■ Given request
Extract each line of the data and write it out again exactly.

■ Data

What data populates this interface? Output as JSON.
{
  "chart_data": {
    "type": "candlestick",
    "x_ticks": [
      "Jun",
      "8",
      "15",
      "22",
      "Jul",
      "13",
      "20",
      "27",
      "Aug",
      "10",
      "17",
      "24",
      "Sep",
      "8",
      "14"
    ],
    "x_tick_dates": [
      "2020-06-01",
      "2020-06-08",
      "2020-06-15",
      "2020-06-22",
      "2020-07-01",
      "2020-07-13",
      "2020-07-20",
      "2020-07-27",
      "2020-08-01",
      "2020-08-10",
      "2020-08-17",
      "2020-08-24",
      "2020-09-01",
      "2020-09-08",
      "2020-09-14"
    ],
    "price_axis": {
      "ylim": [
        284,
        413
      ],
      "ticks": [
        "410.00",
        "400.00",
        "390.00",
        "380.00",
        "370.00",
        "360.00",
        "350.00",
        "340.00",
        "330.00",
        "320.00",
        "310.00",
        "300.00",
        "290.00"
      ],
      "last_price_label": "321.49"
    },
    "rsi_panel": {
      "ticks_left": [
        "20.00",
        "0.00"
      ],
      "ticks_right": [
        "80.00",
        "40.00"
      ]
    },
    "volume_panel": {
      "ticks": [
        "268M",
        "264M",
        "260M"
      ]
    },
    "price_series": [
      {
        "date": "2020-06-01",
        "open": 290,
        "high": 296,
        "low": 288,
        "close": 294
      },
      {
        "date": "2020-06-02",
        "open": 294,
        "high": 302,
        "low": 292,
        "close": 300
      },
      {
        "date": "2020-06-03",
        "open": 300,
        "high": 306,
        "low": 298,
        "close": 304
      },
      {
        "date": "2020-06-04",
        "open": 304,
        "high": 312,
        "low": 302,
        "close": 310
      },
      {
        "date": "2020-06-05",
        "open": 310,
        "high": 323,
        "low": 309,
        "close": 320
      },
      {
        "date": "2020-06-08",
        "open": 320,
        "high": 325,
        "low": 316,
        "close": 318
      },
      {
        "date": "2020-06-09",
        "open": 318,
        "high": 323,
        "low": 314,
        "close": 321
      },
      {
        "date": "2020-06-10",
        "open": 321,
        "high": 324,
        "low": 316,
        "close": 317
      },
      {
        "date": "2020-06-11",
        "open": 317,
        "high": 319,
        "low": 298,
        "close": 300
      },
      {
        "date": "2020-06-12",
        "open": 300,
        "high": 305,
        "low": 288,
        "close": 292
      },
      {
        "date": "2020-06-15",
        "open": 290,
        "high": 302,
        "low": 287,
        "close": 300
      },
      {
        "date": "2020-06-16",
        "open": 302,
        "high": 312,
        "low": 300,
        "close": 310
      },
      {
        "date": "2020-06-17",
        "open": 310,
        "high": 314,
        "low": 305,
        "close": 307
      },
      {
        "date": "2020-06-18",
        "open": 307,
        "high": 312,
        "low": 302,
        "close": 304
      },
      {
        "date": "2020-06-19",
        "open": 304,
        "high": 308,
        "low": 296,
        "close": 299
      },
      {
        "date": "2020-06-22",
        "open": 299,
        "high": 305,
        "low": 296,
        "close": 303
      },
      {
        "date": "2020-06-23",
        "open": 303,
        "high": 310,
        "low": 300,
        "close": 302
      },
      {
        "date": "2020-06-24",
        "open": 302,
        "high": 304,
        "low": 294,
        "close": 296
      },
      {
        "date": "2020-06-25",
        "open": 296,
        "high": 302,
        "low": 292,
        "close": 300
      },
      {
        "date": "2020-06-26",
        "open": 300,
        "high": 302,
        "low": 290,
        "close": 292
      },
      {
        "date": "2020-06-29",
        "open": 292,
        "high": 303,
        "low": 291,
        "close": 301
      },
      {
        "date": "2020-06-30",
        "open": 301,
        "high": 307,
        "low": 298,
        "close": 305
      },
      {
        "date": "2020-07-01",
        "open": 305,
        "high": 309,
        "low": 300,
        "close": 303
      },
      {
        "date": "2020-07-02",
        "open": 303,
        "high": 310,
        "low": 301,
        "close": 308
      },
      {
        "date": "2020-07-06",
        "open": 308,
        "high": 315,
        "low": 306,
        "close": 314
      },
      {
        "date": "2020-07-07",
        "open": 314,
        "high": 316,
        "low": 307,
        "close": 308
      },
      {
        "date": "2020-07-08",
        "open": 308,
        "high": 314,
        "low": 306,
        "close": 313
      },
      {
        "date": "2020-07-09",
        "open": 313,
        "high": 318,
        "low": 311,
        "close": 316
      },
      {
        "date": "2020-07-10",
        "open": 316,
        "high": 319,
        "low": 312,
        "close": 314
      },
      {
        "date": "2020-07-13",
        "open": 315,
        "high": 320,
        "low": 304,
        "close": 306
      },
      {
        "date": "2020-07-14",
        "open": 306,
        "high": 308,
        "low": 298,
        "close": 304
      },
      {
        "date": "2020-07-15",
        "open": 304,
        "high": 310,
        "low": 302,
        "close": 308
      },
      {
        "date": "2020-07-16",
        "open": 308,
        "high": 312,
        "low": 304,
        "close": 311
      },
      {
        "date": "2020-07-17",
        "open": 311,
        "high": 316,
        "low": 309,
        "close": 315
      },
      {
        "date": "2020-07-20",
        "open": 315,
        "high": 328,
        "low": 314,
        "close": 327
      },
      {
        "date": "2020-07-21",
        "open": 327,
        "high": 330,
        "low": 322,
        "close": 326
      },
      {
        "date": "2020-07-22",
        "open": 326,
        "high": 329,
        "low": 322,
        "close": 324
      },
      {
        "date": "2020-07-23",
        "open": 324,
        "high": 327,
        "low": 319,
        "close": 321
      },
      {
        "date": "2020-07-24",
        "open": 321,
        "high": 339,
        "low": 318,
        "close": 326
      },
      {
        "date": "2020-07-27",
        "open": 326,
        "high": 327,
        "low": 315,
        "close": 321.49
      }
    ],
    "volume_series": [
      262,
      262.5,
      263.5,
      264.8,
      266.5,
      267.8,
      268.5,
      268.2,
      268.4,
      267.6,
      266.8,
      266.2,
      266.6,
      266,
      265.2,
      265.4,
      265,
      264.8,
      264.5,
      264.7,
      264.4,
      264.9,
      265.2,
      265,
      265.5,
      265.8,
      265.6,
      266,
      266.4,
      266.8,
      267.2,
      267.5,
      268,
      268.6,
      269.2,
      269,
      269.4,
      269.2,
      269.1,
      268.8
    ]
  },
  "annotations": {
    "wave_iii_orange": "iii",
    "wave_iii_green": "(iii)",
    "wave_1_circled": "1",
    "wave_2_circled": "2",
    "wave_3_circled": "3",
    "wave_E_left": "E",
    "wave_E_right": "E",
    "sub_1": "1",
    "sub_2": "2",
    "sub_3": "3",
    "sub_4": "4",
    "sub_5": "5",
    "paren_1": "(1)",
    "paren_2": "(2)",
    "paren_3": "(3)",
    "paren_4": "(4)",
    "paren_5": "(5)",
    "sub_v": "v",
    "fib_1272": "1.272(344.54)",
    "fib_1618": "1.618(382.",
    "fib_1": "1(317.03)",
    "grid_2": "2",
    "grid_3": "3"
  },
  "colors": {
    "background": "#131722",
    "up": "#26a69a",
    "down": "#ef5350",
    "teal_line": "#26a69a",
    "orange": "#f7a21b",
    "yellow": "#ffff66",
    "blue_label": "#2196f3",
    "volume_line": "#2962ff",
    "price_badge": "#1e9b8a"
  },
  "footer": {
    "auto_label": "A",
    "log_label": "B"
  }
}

■ Exercise solution
What data populates this interface? Output as JSON.
{
  "chart_data": {
    "type": "candlestick",
    "x_ticks": [
      "Jun",
      "8",
      "15",
      "22",
      "Jul",
      "13",
      "20",
      "27",
      "Aug",
      "10",
      "17",
      "24",
      "Sep",
      "8",
      "14"
    ],
    "x_tick_dates": [
      "2020-06-01",
      "2020-06-08",
      "2020-06-15",
      "2020-06-22",
      "2020-07-01",
      "2020-07-13",
      "2020-07-20",
      "2020-07-27",
      "2020-08-01",
      "2020-08-10",
      "2020-08-17",
      "2020-08-24",
      "2020-09-01",
      "2020-09-08",
      "2020-09-14"
    ],
    "price_axis": {
      "ylim": [
        284,
        413
      ],
      "ticks": [
        "410.00",
        "400.00",
        "390.00",
        "380.00",
        "370.00",
        "360.00",
        "350.00",
        "340.00",
        "330.00",
        "320.00",
        "310.00",
        "300.00",
        "290.00"
      ],
      "last_price_label": "321.49"
    },
    "rsi_panel": {
      "ticks_left": [
        "20.00",
        "0.00"
      ],
      "ticks_right": [
        "80.00",
        "40.00"
      ]
    },
    "volume_panel": {
      "ticks": [
        "268M",
        "264M",
        "260M"
      ]
    },
    "price_series": [
      {
        "date": "2020-06-01",
        "open": 290,
        "high": 296,
        "low": 288,
        "close": 294
      },
      {
        "date": "2020-06-02",
        "open": 294,
        "high": 302,
        "low": 292,
        "close": 300
      },
      {
        "date": "2020-06-03",
        "open": 300,
        "high": 306,
        "low": 298,
        "close": 304
      },
      {
        "date": "2020-06-04",
        "open": 304,
        "high": 312,
        "low": 302,
        "close": 310
      },
      {
        "date": "2020-06-05",
        "open": 310,
        "high": 323,
        "low": 309,
        "close": 320
      },
      {
        "date": "2020-06-08",
        "open": 320,
        "high": 325,
        "low": 316,
        "close": 318
      },
      {
        "date": "2020-06-09",
        "open": 318,
        "high": 323,
        "low": 314,
        "close": 321
      },
      {
        "date": "2020-06-10",
        "open": 321,
        "high": 324,
        "low": 316,
        "close": 317
      },
      {
        "date": "2020-06-11",
        "open": 317,
        "high": 319,
        "low": 298,
        "close": 300
      },
      {
        "date": "2020-06-12",
        "open": 300,
        "high": 305,
        "low": 288,
        "close": 292
      },
      {
        "date": "2020-06-15",
        "open": 290,
        "high": 302,
        "low": 287,
        "close": 300
      },
      {
        "date": "2020-06-16",
        "open": 302,
        "high": 312,
        "low": 300,
        "close": 310
      },
      {
        "date": "2020-06-17",
        "open": 310,
        "high": 314,
        "low": 305,
        "close": 307
      },
      {
        "date": "2020-06-18",
        "open": 307,
        "high": 312,
        "low": 302,
        "close": 304
      },
      {
        "date": "2020-06-19",
        "open": 304,
        "high": 308,
        "low": 296,
        "close": 299
      },
      {
        "date": "2020-06-22",
        "open": 299,
        "high": 305,
        "low": 296,
        "close": 303
      },
      {
        "date": "2020-06-23",
        "open": 303,
        "high": 310,
        "low": 300,
        "close": 302
      },
      {
        "date": "2020-06-24",
        "open": 302,
        "high": 304,
        "low": 294,
        "close": 296
      },
      {
        "date": "2020-06-25",
        "open": 296,
        "high": 302,
        "low": 292,
        "close": 300
      },
      {
        "date": "2020-06-26",
        "open": 300,
        "high": 302,
        "low": 290,
        "close": 292
      },
      {
        "date": "2020-06-29",
        "open": 292,
        "high": 303,
        "low": 291,
        "close": 301
      },
      {
        "date": "2020-06-30",
        "open": 301,
        "high": 307,
        "low": 298,
        "close": 305
      },
      {
        "date": "2020-07-01",
        "open": 305,
        "high": 309,
        "low": 300,
        "close": 303
      },
      {
        "date": "2020-07-02",
        "open": 303,
        "high": 310,
        "low": 301,
        "close": 308
      },
      {
        "date": "2020-07-06",
        "open": 308,
        "high": 315,
        "low": 306,
        "close": 314
      },
      {
        "date": "2020-07-07",
        "open": 314,
        "high": 316,
        "low": 307,
        "close": 308
      },
      {
        "date": "2020-07-08",
        "open": 308,
        "high": 314,
        "low": 306,
        "close": 313
      },
      {
        "date": "2020-07-09",
        "open": 313,
        "high": 318,
        "low": 311,
        "close": 316
      },
      {
        "date": "2020-07-10",
        "open": 316,
        "high": 319,
        "low": 312,
        "close": 314
      },
      {
        "date": "2020-07-13",
        "open": 315,
        "high": 320,
        "low": 304,
        "close": 306
      },
      {
        "date": "2020-07-14",
        "open": 306,
        "high": 308,
        "low": 298,
        "close": 304
      },
      {
        "date": "2020-07-15",
        "open": 304,
        "high": 310,
        "low": 302,
        "close": 308
      },
      {
        "date": "2020-07-16",
        "open": 308,
        "high": 312,
        "low": 304,
        "close": 311
      },
      {
        "date": "2020-07-17",
        "open": 311,
        "high": 316,
        "low": 309,
        "close": 315
      },
      {
        "date": "2020-07-20",
        "open": 315,
        "high": 328,
        "low": 314,
        "close": 327
      },
      {
        "date": "2020-07-21",
        "open": 327,
        "high": 330,
        "low": 322,
        "close": 326
      },
      {
        "date": "2020-07-22",
        "open": 326,
        "high": 329,
        "low": 322,
        "close": 324
      },
      {
        "date": "2020-07-23",
        "open": 324,
        "high": 327,
        "low": 319,
        "close": 321
      },
      {
        "date": "2020-07-24",
        "open": 321,
        "high": 339,
        "low": 318,
        "close": 326
      },
      {
        "date": "2020-07-27",
        "open": 326,
        "high": 327,
        "low": 315,
        "close": 321.49
      }
    ],
    "volume_series": [
      262,
      262.5,
      263.5,
      264.8,
      266.5,
      267.8,
      268.5,
      268.2,
      268.4,
      267.6,
      266.8,
      266.2,
      266.6,
      266,
      265.2,
      265.4,
      265,
      264.8,
      264.5,
      264.7,
      264.4,
      264.9,
      265.2,
      265,
      265.5,
      265.8,
      265.6,
      266,
      266.4,
      266.8,
      267.2,
      267.5,
      268,
      268.6,
      269.2,
      269,
      269.4,
      269.2,
      269.1,
      268.8
    ]
  },
  "annotations": {
    "wave_iii_orange": "iii",
    "wave_iii_green": "(iii)",
    "wave_1_circled": "1",
    "wave_2_circled": "2",
    "wave_3_circled": "3",
    "wave_E_left": "E",
    "wave_E_right": "E",
    "sub_1": "1",
    "sub_2": "2",
    "sub_3": "3",
    "sub_4": "4",
    "sub_5": "5",
    "paren_1": "(1)",
    "paren_2": "(2)",
    "paren_3": "(3)",
    "paren_4": "(4)",
    "paren_5": "(5)",
    "sub_v": "v",
    "fib_1272": "1.272(344.54)",
    "fib_1618": "1.618(382.",
    "fib_1": "1(317.03)",
    "grid_2": "2",
    "grid_3": "3"
  },
  "colors": {
    "background": "#131722",
    "up": "#26a69a",
    "down": "#ef5350",
    "teal_line": "#26a69a",
    "orange": "#f7a21b",
    "yellow": "#ffff66",
    "blue_label": "#2196f3",
    "volume_line": "#2962ff",
    "price_badge": "#1e9b8a"
  },
  "footer": {
    "auto_label": "A",
    "log_label": "B"
  }
}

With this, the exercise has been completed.